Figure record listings
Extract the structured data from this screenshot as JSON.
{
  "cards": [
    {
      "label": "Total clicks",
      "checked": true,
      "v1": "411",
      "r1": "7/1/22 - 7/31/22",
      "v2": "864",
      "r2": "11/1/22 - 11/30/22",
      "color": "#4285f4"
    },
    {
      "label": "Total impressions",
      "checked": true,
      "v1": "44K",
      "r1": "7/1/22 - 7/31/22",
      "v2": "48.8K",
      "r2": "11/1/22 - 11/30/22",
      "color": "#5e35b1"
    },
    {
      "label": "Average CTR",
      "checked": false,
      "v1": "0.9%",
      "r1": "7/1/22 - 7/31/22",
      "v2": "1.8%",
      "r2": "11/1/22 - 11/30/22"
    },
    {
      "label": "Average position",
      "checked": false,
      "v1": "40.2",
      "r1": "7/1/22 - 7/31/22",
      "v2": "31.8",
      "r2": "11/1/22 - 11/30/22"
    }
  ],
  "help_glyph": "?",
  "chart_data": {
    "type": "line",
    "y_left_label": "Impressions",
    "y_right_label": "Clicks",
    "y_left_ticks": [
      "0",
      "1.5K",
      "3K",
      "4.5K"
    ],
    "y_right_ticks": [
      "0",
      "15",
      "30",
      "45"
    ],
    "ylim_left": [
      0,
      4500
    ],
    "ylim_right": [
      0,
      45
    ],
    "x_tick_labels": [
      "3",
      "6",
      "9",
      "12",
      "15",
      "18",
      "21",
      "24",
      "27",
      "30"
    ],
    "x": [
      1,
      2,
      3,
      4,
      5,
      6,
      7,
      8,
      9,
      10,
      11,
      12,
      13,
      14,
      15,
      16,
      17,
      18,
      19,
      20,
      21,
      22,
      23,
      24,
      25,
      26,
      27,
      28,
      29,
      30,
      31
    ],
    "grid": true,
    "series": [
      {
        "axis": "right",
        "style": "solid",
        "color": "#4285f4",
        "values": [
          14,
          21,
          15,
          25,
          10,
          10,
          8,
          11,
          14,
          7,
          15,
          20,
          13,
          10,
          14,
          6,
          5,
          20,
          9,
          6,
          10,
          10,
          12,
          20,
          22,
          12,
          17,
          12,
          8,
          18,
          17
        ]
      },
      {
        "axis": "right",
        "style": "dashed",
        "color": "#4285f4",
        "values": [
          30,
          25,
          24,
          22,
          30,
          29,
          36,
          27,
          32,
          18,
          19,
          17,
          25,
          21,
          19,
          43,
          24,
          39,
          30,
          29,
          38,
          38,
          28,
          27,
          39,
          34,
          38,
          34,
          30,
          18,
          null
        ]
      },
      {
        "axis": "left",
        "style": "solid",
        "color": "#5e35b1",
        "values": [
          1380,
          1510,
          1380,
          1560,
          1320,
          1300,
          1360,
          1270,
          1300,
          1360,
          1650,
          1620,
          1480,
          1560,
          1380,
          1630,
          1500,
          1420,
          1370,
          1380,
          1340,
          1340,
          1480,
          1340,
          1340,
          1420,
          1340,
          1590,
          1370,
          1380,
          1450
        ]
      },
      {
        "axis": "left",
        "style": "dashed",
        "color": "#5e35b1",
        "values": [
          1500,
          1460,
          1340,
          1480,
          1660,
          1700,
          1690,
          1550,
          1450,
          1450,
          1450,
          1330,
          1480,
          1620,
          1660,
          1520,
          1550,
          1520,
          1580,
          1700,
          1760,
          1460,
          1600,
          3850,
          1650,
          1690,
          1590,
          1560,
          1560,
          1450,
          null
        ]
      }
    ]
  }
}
==
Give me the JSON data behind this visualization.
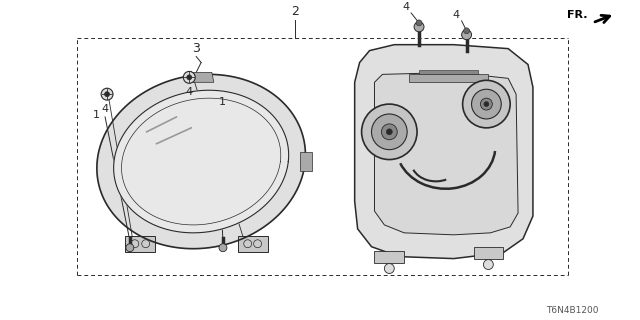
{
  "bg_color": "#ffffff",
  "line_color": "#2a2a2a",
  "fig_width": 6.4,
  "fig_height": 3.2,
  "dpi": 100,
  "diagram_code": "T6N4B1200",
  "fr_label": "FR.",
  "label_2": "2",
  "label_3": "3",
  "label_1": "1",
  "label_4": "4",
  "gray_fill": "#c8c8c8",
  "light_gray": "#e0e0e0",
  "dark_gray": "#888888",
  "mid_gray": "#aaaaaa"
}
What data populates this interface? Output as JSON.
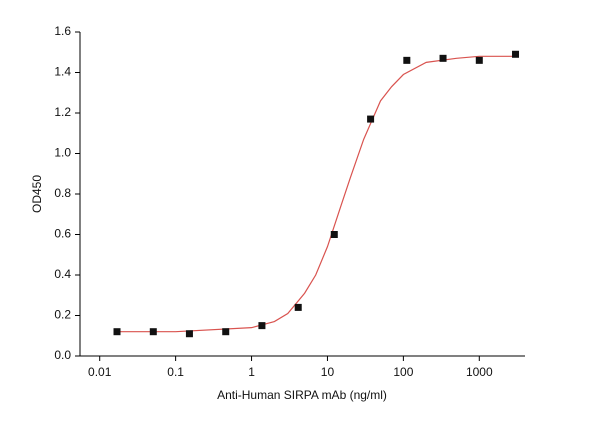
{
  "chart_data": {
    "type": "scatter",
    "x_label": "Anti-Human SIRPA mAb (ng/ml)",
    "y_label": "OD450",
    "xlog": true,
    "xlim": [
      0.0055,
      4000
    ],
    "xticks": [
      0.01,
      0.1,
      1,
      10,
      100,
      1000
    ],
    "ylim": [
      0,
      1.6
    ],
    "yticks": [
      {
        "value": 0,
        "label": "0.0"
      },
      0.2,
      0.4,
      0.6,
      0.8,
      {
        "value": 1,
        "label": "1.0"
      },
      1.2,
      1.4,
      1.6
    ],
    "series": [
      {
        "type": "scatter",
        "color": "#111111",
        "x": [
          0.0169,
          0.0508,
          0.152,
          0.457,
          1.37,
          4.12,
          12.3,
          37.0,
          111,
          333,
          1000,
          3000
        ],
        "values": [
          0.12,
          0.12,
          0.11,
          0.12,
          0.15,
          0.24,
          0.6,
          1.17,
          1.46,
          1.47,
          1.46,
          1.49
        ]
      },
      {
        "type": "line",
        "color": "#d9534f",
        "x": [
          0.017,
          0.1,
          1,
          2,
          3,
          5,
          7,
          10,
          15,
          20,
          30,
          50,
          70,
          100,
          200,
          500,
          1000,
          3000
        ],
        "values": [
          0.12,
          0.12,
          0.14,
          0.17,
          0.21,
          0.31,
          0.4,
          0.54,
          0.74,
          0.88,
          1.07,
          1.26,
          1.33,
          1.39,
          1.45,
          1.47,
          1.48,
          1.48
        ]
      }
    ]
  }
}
---
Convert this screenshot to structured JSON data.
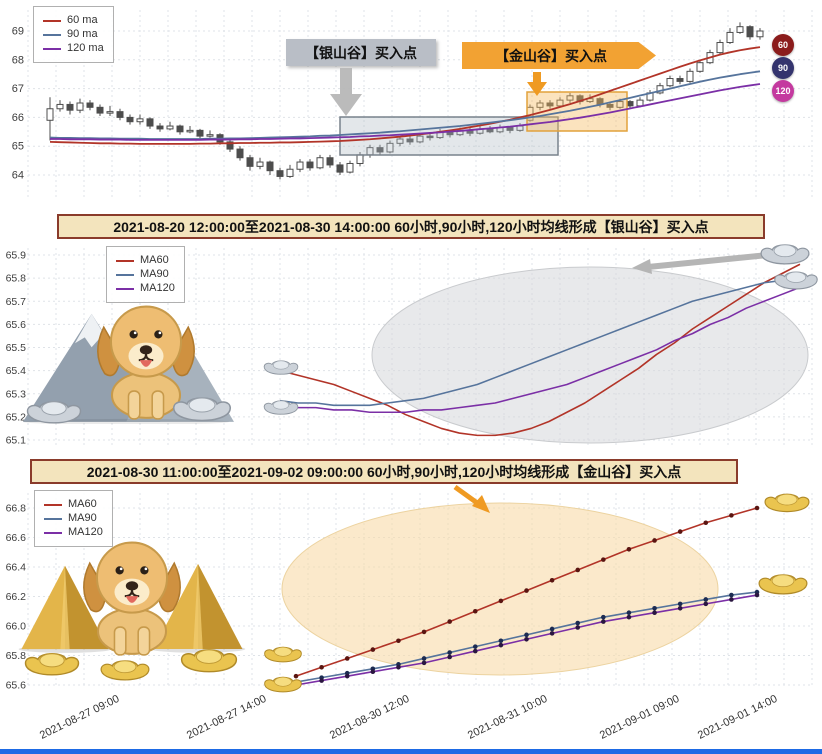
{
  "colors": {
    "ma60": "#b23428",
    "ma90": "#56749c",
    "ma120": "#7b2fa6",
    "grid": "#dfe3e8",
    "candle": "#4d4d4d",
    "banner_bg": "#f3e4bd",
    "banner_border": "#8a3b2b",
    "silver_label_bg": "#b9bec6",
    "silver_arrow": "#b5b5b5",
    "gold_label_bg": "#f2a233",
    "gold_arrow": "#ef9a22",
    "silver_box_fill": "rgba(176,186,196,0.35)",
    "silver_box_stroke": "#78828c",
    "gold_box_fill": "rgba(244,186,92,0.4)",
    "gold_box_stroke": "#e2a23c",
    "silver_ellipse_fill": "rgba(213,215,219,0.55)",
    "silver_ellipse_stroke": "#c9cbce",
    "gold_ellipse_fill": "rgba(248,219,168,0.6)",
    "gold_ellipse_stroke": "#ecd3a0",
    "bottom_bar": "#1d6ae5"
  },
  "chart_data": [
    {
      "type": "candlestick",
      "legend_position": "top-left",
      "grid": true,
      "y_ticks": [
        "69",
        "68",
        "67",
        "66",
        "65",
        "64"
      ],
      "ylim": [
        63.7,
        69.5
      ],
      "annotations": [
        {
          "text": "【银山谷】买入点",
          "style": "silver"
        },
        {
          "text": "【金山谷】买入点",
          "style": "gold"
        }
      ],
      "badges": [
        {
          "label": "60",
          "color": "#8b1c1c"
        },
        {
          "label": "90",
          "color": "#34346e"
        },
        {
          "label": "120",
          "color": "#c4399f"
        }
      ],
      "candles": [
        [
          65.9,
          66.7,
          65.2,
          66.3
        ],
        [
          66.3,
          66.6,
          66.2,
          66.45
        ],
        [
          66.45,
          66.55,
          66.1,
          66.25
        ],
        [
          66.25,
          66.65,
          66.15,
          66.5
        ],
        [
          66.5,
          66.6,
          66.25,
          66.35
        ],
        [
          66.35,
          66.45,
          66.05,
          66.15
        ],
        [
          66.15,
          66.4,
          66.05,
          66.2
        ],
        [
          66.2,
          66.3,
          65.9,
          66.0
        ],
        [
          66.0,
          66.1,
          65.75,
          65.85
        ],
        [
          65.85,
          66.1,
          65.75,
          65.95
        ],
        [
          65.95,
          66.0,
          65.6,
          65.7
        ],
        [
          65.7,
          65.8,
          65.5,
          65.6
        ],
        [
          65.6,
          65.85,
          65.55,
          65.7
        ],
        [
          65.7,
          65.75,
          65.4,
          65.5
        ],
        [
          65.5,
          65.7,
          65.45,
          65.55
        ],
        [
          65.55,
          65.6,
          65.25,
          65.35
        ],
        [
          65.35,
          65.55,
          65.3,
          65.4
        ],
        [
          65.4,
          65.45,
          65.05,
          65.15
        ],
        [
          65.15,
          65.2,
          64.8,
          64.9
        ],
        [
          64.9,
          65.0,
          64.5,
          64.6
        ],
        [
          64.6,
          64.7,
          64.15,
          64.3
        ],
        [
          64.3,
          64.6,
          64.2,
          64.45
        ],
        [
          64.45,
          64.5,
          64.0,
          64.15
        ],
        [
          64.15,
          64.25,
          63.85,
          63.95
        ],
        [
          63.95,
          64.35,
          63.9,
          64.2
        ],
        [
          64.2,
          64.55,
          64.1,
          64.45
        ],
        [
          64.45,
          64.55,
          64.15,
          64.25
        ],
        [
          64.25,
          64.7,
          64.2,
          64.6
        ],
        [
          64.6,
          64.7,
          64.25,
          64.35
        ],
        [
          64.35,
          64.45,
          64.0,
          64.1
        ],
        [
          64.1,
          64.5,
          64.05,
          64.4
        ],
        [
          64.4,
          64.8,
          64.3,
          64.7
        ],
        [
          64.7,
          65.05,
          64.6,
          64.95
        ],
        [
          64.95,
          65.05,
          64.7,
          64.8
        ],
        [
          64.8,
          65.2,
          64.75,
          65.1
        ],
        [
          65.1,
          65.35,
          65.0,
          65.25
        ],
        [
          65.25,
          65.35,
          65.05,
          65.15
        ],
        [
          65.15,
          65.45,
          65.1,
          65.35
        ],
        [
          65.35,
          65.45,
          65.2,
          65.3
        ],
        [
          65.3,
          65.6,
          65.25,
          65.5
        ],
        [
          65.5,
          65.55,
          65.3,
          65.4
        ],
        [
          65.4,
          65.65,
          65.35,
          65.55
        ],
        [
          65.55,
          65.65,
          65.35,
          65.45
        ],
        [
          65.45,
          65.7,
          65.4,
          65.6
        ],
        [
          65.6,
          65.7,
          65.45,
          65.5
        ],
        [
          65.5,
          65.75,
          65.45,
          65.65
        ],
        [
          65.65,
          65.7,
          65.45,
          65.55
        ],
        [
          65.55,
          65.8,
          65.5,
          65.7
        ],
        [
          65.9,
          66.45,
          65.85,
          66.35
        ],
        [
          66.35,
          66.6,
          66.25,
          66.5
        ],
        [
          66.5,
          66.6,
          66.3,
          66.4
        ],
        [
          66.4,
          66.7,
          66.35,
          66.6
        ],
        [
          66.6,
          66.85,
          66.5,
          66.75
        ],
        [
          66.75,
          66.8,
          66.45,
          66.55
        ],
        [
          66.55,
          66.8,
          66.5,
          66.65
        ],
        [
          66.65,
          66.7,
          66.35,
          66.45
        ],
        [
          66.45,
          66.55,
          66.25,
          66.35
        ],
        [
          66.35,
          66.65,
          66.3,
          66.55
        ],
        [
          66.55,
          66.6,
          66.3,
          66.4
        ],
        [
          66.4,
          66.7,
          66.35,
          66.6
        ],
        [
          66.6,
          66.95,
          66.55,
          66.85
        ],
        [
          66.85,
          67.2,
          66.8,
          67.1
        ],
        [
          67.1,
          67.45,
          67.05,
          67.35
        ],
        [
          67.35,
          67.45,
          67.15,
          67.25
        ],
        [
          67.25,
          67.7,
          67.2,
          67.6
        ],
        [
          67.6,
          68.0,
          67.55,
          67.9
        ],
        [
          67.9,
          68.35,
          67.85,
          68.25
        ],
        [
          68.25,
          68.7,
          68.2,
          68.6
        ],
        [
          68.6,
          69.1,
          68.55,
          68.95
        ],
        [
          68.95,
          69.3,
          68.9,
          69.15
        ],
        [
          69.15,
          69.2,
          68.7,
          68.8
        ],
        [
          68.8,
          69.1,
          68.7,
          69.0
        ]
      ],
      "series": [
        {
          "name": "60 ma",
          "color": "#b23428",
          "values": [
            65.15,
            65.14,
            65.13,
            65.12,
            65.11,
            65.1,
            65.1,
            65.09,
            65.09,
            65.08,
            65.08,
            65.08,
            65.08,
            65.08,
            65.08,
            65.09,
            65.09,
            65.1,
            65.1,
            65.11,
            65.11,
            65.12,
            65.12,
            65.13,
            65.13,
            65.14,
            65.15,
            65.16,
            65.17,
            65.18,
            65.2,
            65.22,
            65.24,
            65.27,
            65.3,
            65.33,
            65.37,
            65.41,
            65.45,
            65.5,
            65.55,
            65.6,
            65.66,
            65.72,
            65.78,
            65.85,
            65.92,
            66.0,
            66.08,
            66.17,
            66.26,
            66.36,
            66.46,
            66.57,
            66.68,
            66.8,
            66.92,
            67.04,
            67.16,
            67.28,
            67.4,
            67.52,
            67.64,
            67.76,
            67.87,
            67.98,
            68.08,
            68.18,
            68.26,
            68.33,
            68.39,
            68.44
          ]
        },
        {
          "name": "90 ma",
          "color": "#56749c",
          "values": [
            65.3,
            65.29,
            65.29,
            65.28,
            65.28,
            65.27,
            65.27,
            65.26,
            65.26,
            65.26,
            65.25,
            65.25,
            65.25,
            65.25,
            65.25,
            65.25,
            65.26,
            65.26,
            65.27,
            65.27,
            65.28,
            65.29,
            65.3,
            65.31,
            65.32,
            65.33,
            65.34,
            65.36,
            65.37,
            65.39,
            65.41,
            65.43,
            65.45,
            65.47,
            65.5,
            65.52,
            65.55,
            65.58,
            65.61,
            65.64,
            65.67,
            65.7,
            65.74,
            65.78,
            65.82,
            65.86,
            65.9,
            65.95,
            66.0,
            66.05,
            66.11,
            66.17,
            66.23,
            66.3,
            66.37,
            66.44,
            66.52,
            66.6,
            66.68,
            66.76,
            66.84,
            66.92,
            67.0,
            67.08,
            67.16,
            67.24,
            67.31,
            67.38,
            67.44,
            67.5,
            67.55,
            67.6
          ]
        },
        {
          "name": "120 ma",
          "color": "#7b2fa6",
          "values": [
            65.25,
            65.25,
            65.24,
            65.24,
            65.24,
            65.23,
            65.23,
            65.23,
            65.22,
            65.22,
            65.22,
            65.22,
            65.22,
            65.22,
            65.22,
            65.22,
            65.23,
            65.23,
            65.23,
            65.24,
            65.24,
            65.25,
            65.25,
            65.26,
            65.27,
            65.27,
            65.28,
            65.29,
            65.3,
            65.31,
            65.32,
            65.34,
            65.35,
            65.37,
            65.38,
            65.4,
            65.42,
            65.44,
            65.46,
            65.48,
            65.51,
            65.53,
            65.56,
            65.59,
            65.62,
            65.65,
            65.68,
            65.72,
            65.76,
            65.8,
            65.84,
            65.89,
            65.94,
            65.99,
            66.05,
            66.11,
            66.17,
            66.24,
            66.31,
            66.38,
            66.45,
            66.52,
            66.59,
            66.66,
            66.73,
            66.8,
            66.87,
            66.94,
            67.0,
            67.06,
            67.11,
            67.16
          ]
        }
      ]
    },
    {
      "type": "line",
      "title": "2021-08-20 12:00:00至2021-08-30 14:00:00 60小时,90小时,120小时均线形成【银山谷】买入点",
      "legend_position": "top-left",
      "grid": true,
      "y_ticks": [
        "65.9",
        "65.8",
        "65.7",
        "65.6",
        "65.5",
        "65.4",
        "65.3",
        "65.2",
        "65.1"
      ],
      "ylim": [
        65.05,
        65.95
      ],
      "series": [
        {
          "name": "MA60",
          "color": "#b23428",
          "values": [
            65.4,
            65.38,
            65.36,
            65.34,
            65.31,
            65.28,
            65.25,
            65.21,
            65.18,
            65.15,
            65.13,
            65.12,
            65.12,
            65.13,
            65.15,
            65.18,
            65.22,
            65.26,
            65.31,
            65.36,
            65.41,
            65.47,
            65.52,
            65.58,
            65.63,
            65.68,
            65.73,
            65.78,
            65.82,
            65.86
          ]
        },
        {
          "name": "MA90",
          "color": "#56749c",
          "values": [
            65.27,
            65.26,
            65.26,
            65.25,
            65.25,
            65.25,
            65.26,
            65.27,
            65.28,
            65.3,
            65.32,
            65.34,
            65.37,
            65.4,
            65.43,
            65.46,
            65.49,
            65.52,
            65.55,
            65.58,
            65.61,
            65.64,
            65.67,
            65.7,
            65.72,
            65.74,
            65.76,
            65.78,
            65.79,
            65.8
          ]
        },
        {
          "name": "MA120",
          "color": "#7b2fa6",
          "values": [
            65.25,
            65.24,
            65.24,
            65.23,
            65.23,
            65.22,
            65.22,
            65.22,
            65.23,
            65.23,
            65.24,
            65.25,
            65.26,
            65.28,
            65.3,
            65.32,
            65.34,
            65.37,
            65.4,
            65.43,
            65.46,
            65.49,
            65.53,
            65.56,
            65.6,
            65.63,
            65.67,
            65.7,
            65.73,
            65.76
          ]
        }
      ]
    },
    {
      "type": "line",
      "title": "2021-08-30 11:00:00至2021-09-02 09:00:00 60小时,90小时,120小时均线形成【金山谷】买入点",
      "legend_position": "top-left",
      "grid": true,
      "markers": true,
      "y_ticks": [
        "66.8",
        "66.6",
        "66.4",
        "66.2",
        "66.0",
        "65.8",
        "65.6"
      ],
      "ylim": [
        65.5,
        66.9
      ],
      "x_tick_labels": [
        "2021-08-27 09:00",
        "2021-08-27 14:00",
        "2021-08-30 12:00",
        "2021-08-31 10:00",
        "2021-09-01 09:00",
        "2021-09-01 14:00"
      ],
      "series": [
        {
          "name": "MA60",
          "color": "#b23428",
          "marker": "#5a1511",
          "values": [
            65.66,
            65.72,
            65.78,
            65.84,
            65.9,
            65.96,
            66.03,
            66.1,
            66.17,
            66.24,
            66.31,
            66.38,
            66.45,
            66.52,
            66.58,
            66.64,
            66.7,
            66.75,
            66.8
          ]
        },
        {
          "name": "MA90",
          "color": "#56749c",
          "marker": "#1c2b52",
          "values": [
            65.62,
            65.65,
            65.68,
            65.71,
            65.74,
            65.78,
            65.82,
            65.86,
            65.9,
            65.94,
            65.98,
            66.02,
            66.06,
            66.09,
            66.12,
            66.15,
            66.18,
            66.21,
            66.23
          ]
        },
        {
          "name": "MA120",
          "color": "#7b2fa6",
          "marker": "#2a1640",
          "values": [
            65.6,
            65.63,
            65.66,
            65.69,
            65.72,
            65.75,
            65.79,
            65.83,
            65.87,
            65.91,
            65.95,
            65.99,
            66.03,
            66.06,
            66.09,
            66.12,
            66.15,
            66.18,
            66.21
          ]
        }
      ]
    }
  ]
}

EXERCISE PROMPT: Gather all lines from the records above in which "structured" appears.

RESPONSE FOR THIS EXERCISE:
Extract the structured data from this screenshot as JSON.
Convert this screenshot to structured JSON data.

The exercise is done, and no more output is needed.